■ Brief: Count the lines below that contain the word "this" and give only the number.

■ Listed entries:
- - - - - - -

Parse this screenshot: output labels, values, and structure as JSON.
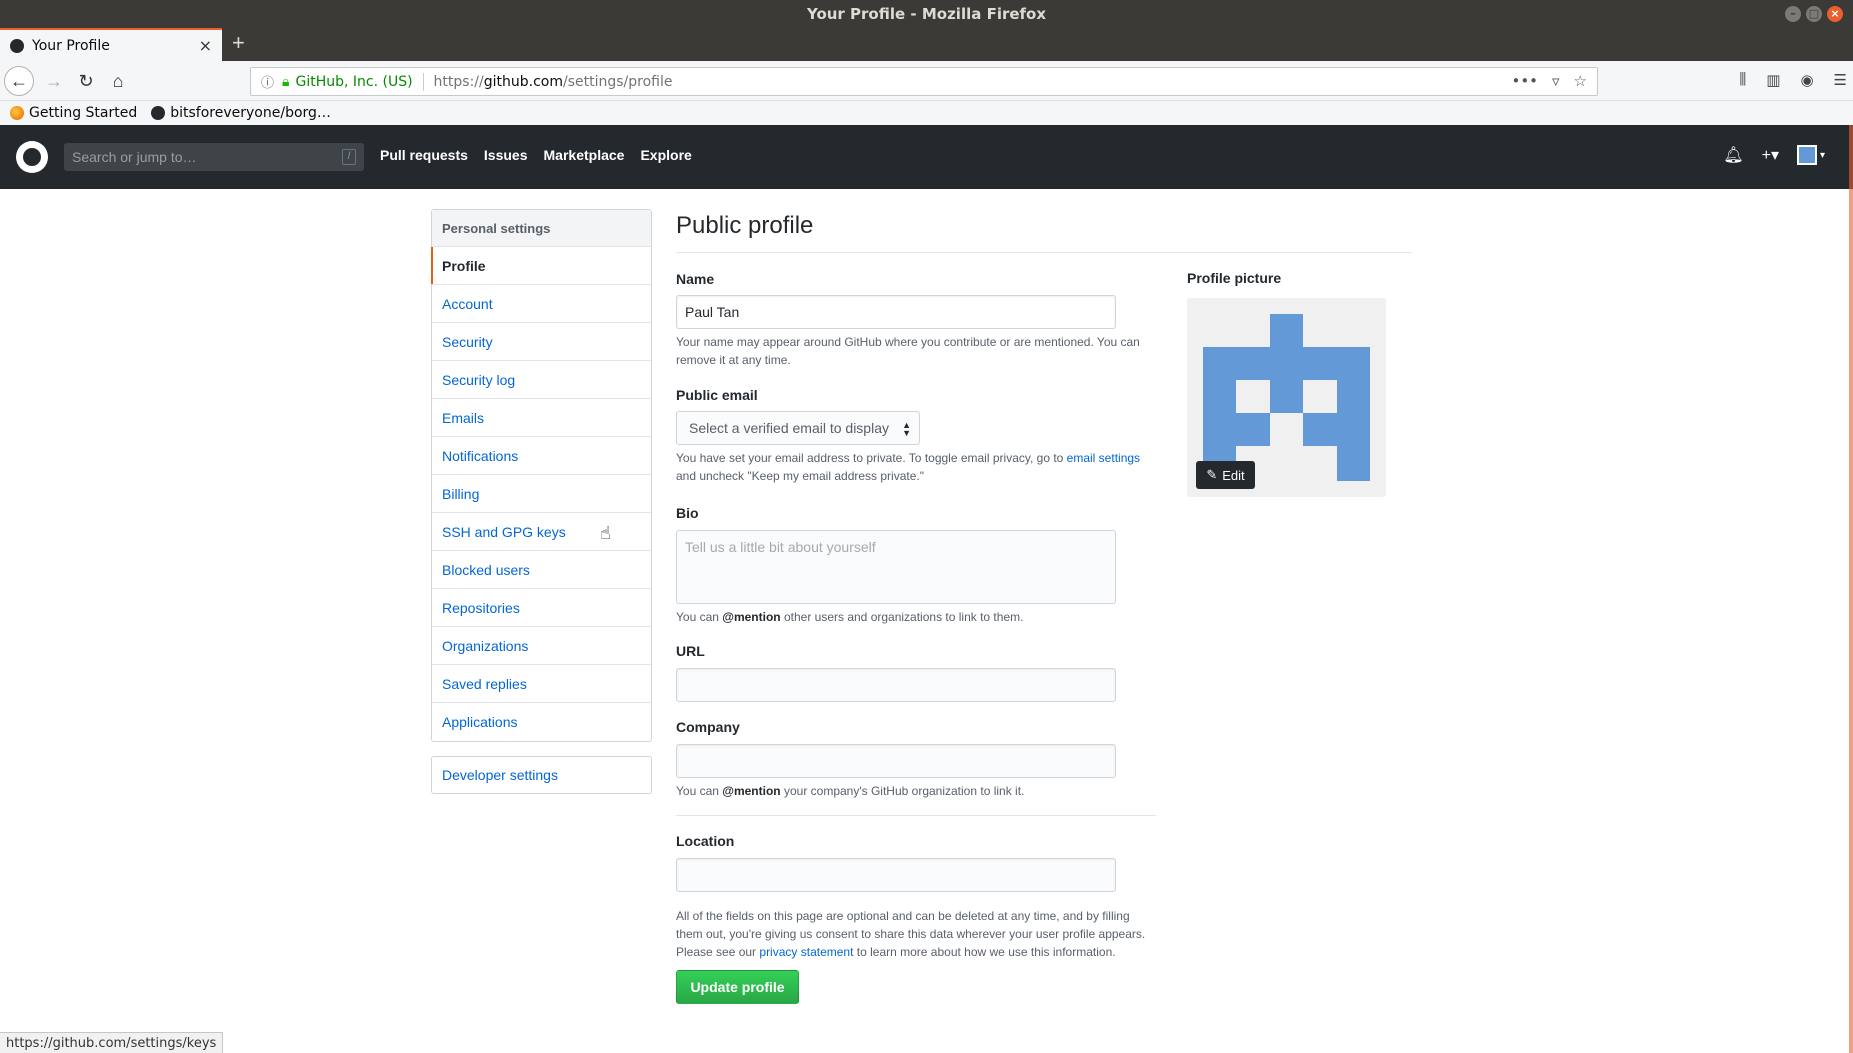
{
  "window": {
    "title": "Your Profile - Mozilla Firefox"
  },
  "tab": {
    "title": "Your Profile",
    "close": "×",
    "new": "+"
  },
  "urlbar": {
    "org": "GitHub, Inc. (US)",
    "url_prefix": "https://",
    "url_host": "github.com",
    "url_path": "/settings/profile"
  },
  "bookmarks": [
    {
      "label": "Getting Started",
      "icon": "firefox-icon"
    },
    {
      "label": "bitsforeveryone/borg…",
      "icon": "github-icon"
    }
  ],
  "gh_header": {
    "search_placeholder": "Search or jump to…",
    "search_key": "/",
    "nav": [
      "Pull requests",
      "Issues",
      "Marketplace",
      "Explore"
    ]
  },
  "sidebar": {
    "heading": "Personal settings",
    "items": [
      {
        "label": "Profile",
        "selected": true
      },
      {
        "label": "Account"
      },
      {
        "label": "Security"
      },
      {
        "label": "Security log"
      },
      {
        "label": "Emails"
      },
      {
        "label": "Notifications"
      },
      {
        "label": "Billing"
      },
      {
        "label": "SSH and GPG keys"
      },
      {
        "label": "Blocked users"
      },
      {
        "label": "Repositories"
      },
      {
        "label": "Organizations"
      },
      {
        "label": "Saved replies"
      },
      {
        "label": "Applications"
      }
    ],
    "developer": "Developer settings"
  },
  "form": {
    "title": "Public profile",
    "name_label": "Name",
    "name_value": "Paul Tan",
    "name_note": "Your name may appear around GitHub where you contribute or are mentioned. You can remove it at any time.",
    "email_label": "Public email",
    "email_select": "Select a verified email to display",
    "email_note_1": "You have set your email address to private. To toggle email privacy, go to ",
    "email_note_link": "email settings",
    "email_note_2": " and uncheck \"Keep my email address private.\"",
    "bio_label": "Bio",
    "bio_placeholder": "Tell us a little bit about yourself",
    "mention_prefix": "You can ",
    "mention_word": "@mention",
    "bio_note_rest": " other users and organizations to link to them.",
    "url_label": "URL",
    "company_label": "Company",
    "company_note_rest": " your company's GitHub organization to link it.",
    "location_label": "Location",
    "footer_note_1": "All of the fields on this page are optional and can be deleted at any time, and by filling them out, you're giving us consent to share this data wherever your user profile appears. Please see our ",
    "footer_note_link": "privacy statement",
    "footer_note_2": " to learn more about how we use this information.",
    "submit": "Update profile"
  },
  "profile_picture": {
    "label": "Profile picture",
    "edit": "Edit"
  },
  "status_url": "https://github.com/settings/keys",
  "colors": {
    "accent": "#e36209",
    "link": "#0366d6",
    "button": "#28a745",
    "avatar": "#6499d8"
  }
}
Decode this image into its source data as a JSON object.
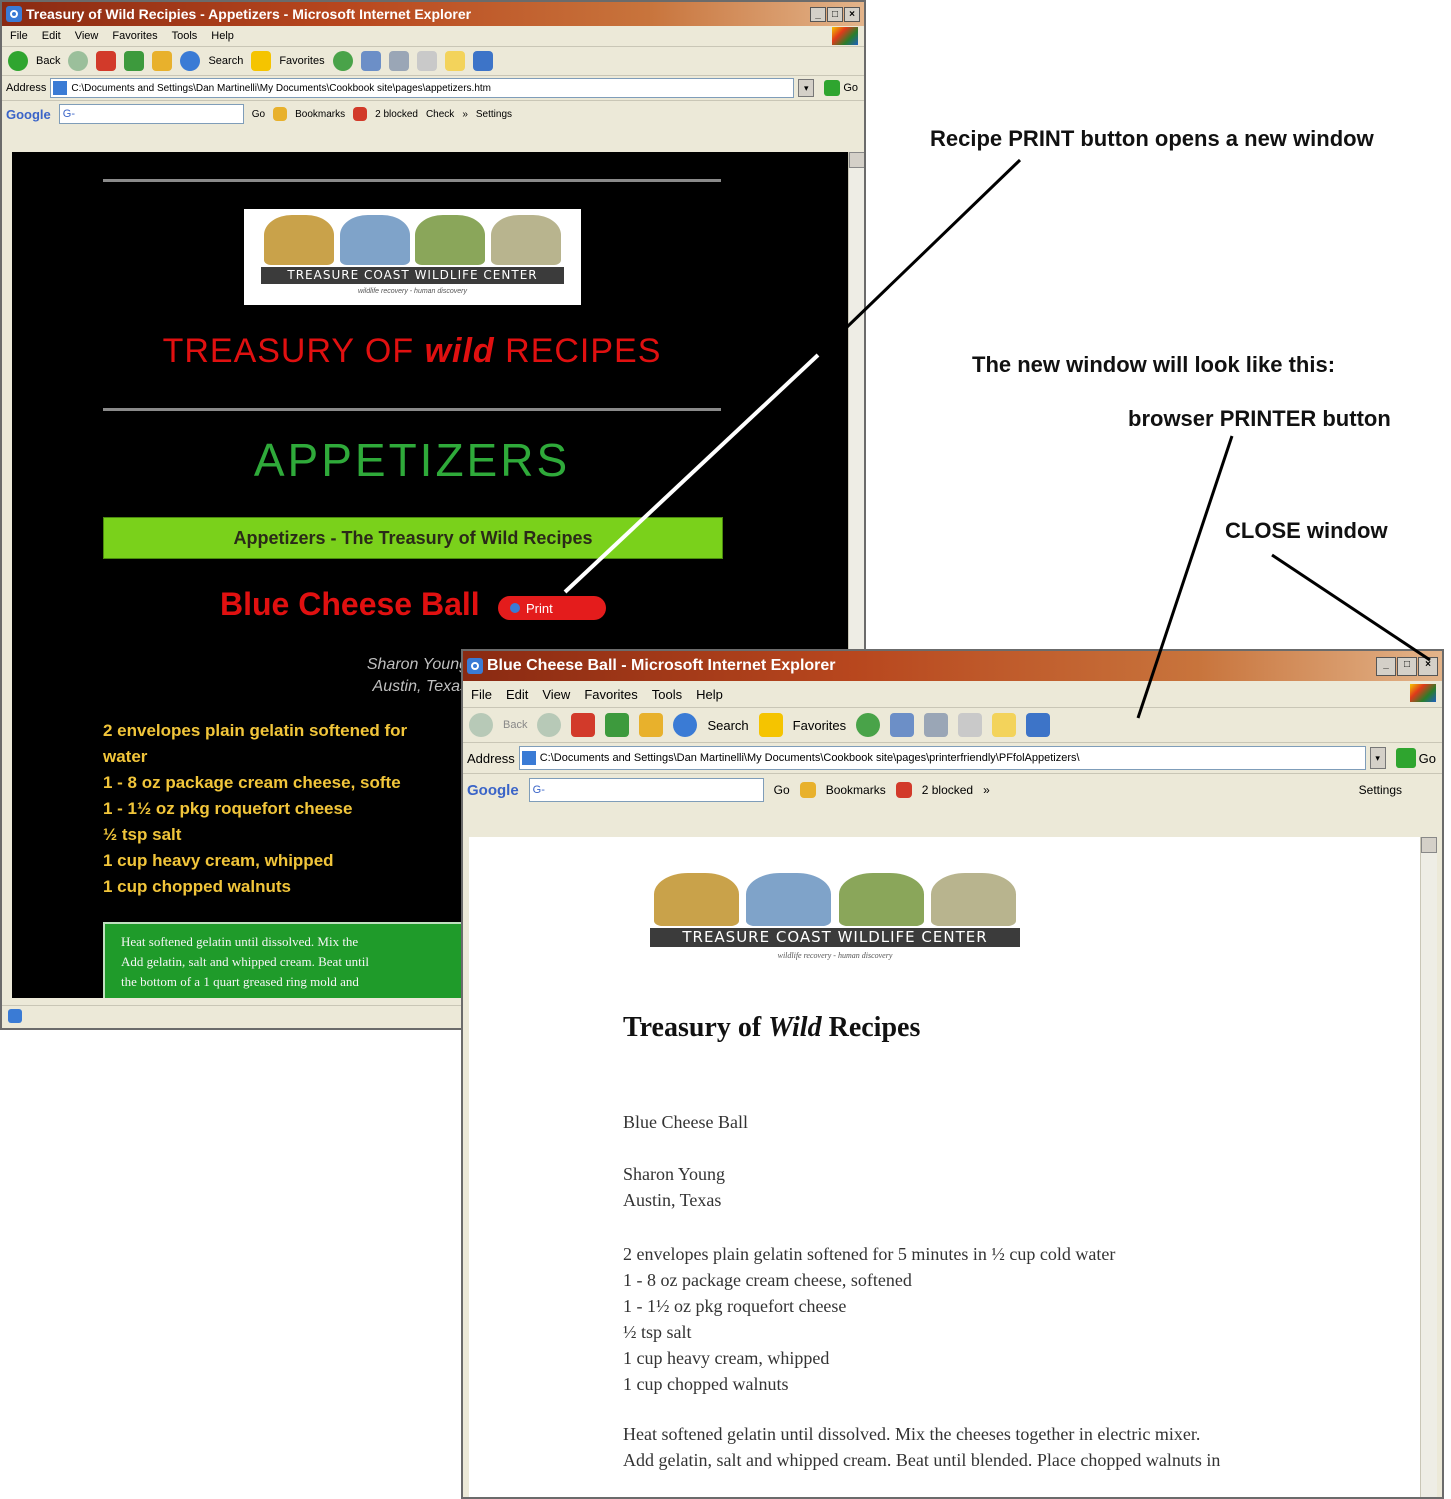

- - - - - - -

■ Result: 4